## DATA SUPPLIED

---

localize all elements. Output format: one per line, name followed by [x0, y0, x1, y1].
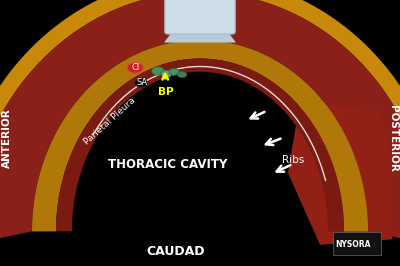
Text: BP: BP: [158, 87, 174, 97]
Polygon shape: [32, 40, 368, 231]
Polygon shape: [0, 0, 400, 245]
Polygon shape: [0, 0, 400, 245]
Circle shape: [135, 79, 148, 87]
Text: ANTERIOR: ANTERIOR: [2, 109, 12, 168]
Text: THORACIC CAVITY: THORACIC CAVITY: [108, 159, 228, 171]
Circle shape: [161, 70, 172, 78]
Text: CAUDAD: CAUDAD: [147, 245, 205, 258]
Text: SA: SA: [136, 78, 148, 87]
FancyBboxPatch shape: [333, 232, 381, 255]
Circle shape: [169, 68, 179, 75]
Polygon shape: [56, 59, 344, 231]
Polygon shape: [164, 32, 236, 43]
Circle shape: [152, 67, 164, 75]
Circle shape: [177, 71, 187, 78]
Circle shape: [127, 63, 143, 73]
FancyBboxPatch shape: [165, 0, 235, 34]
Text: POSTERIOR: POSTERIOR: [388, 105, 398, 172]
Text: NYSORA: NYSORA: [335, 240, 370, 249]
Text: Ribs: Ribs: [282, 155, 304, 165]
Polygon shape: [288, 101, 392, 245]
Text: Parietal Pleura: Parietal Pleura: [82, 96, 138, 146]
Text: Cl: Cl: [132, 63, 140, 72]
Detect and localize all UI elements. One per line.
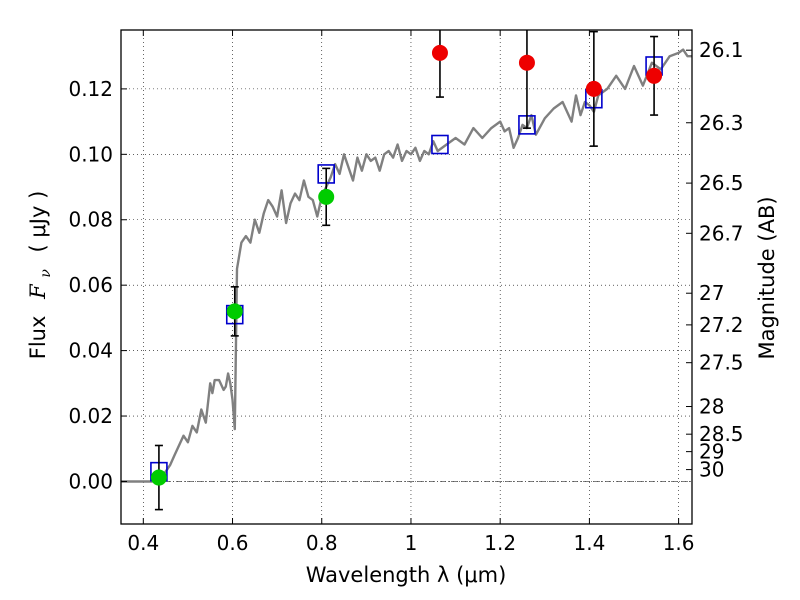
- x-tick-label: 0.4: [127, 531, 159, 555]
- y-tick-label: 0.06: [68, 273, 113, 297]
- model-spectrum-layer: [121, 48, 692, 483]
- x-tick-label: 1.4: [573, 531, 605, 555]
- y-tick-label: 0.10: [68, 142, 113, 166]
- grid: [121, 30, 692, 524]
- y2-tick-label: 26.5: [699, 171, 744, 195]
- axis-ticks: 0.4 0.6 0.8 1 1.2 1.4 1.6 0.00 0.02 0.04 0.06 0.08 0…: [68, 30, 744, 555]
- photometry-layer: [150, 30, 663, 511]
- y-axis-label: Flux F ν ( μJy ): [26, 191, 55, 360]
- y-axis-label-units: ( μJy ): [26, 191, 50, 253]
- model-photometry-square: [431, 134, 449, 155]
- y2-tick-label: 27: [699, 281, 724, 305]
- observed-flux-point: [518, 54, 535, 71]
- y-tick-label: 0.04: [68, 339, 113, 363]
- y2-tick-label: 26.1: [699, 38, 744, 62]
- y2-tick-label: 29: [699, 440, 724, 464]
- x-tick-label: 0.8: [306, 531, 338, 555]
- x-tick-label: 1.6: [663, 531, 695, 555]
- y-axis-label-symbol: F: [26, 283, 50, 300]
- model-spectrum-line: [121, 48, 692, 483]
- x-tick-label: 1.2: [484, 531, 516, 555]
- y2-axis-label: Magnitude (AB): [755, 196, 779, 359]
- y2-tick-label: 27.5: [699, 351, 744, 375]
- observed-flux-point: [150, 469, 167, 486]
- svg-text:Flux F ν ( μ: Flux F ν ( μJy ): [26, 191, 55, 360]
- x-tick-label: 1: [405, 531, 418, 555]
- y2-tick-label: 26.3: [699, 111, 744, 135]
- y-axis-label-subscript: ν: [38, 269, 54, 278]
- y-tick-label: 0.08: [68, 208, 113, 232]
- x-tick-label: 0.6: [217, 531, 249, 555]
- y-tick-label: 0.02: [68, 404, 113, 428]
- observed-flux-point: [318, 188, 335, 205]
- y-tick-label: 0.00: [68, 469, 113, 493]
- y-axis-label-prefix: Flux: [26, 316, 50, 360]
- y2-tick-label: 26.7: [699, 221, 744, 245]
- plot-frame: [120, 29, 693, 525]
- observed-flux-point: [646, 67, 663, 84]
- observed-flux-point: [226, 303, 243, 320]
- observed-flux-point: [585, 80, 602, 97]
- y2-tick-label: 28: [699, 395, 724, 419]
- observed-flux-point: [431, 44, 448, 61]
- y2-tick-label: 30: [699, 458, 724, 482]
- y2-tick-label: 28.5: [699, 422, 744, 446]
- y-tick-label: 0.12: [68, 77, 113, 101]
- x-axis-label: Wavelength λ (μm): [306, 563, 507, 587]
- y2-tick-label: 27.2: [699, 313, 744, 337]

---

## YOUR TASK
Reproduce the listing above word for word, line by line, and leave the pictures out.

## WRITTEN RESPONSE
localize all elements. Output format: one per line, name followed by [x0, y0, x1, y1].
Text: BP: BP: [158, 87, 174, 97]
Polygon shape: [32, 40, 368, 231]
Polygon shape: [0, 0, 400, 245]
Polygon shape: [0, 0, 400, 245]
Circle shape: [135, 79, 148, 87]
Text: ANTERIOR: ANTERIOR: [2, 109, 12, 168]
Text: THORACIC CAVITY: THORACIC CAVITY: [108, 159, 228, 171]
Circle shape: [161, 70, 172, 78]
Text: CAUDAD: CAUDAD: [147, 245, 205, 258]
Text: SA: SA: [136, 78, 148, 87]
FancyBboxPatch shape: [333, 232, 381, 255]
Circle shape: [169, 68, 179, 75]
Polygon shape: [56, 59, 344, 231]
Polygon shape: [164, 32, 236, 43]
Circle shape: [152, 67, 164, 75]
Circle shape: [177, 71, 187, 78]
Circle shape: [127, 63, 143, 73]
FancyBboxPatch shape: [165, 0, 235, 34]
Text: POSTERIOR: POSTERIOR: [388, 105, 398, 172]
Text: NYSORA: NYSORA: [335, 240, 370, 249]
Text: Ribs: Ribs: [282, 155, 304, 165]
Polygon shape: [288, 101, 392, 245]
Text: Parietal Pleura: Parietal Pleura: [82, 96, 138, 146]
Text: Cl: Cl: [132, 63, 140, 72]
Detect and localize all UI elements. One per line.
- x-tick-label: 0.4: [127, 531, 159, 555]
- y-tick-label: 0.06: [68, 273, 113, 297]
- model-spectrum-layer: [121, 48, 692, 483]
- x-tick-label: 1.4: [573, 531, 605, 555]
- y-tick-label: 0.10: [68, 142, 113, 166]
- grid: [121, 30, 692, 524]
- y2-tick-label: 26.5: [699, 171, 744, 195]
- axis-ticks: 0.4 0.6 0.8 1 1.2 1.4 1.6 0.00 0.02 0.04 0.06 0.08 0…: [68, 30, 744, 555]
- photometry-layer: [150, 30, 663, 511]
- y-axis-label: Flux F ν ( μJy ): [26, 191, 55, 360]
- y-axis-label-units: ( μJy ): [26, 191, 50, 253]
- model-photometry-square: [431, 134, 449, 155]
- y2-tick-label: 27: [699, 281, 724, 305]
- observed-flux-point: [518, 54, 535, 71]
- y-tick-label: 0.04: [68, 339, 113, 363]
- y2-tick-label: 26.1: [699, 38, 744, 62]
- y2-tick-label: 29: [699, 440, 724, 464]
- x-tick-label: 0.8: [306, 531, 338, 555]
- x-tick-label: 1.6: [663, 531, 695, 555]
- y-axis-label-symbol: F: [26, 283, 50, 300]
- model-spectrum-line: [121, 48, 692, 483]
- x-tick-label: 1.2: [484, 531, 516, 555]
- y2-axis-label: Magnitude (AB): [755, 196, 779, 359]
- y2-tick-label: 27.5: [699, 351, 744, 375]
- observed-flux-point: [150, 469, 167, 486]
- svg-text:Flux F ν ( μ: Flux F ν ( μJy ): [26, 191, 55, 360]
- x-tick-label: 1: [405, 531, 418, 555]
- y2-tick-label: 26.3: [699, 111, 744, 135]
- y-axis-label-subscript: ν: [38, 269, 54, 278]
- y-tick-label: 0.08: [68, 208, 113, 232]
- x-tick-label: 0.6: [217, 531, 249, 555]
- y-tick-label: 0.02: [68, 404, 113, 428]
- observed-flux-point: [318, 188, 335, 205]
- y-tick-label: 0.00: [68, 469, 113, 493]
- y-axis-label-prefix: Flux: [26, 316, 50, 360]
- y2-tick-label: 26.7: [699, 221, 744, 245]
- plot-frame: [120, 29, 693, 525]
- observed-flux-point: [646, 67, 663, 84]
- observed-flux-point: [226, 303, 243, 320]
- observed-flux-point: [585, 80, 602, 97]
- y2-tick-label: 28: [699, 395, 724, 419]
- observed-flux-point: [431, 44, 448, 61]
- y2-tick-label: 30: [699, 458, 724, 482]
- y2-tick-label: 28.5: [699, 422, 744, 446]
- y-tick-label: 0.12: [68, 77, 113, 101]
- x-axis-label: Wavelength λ (μm): [306, 563, 507, 587]
- y2-tick-label: 27.2: [699, 313, 744, 337]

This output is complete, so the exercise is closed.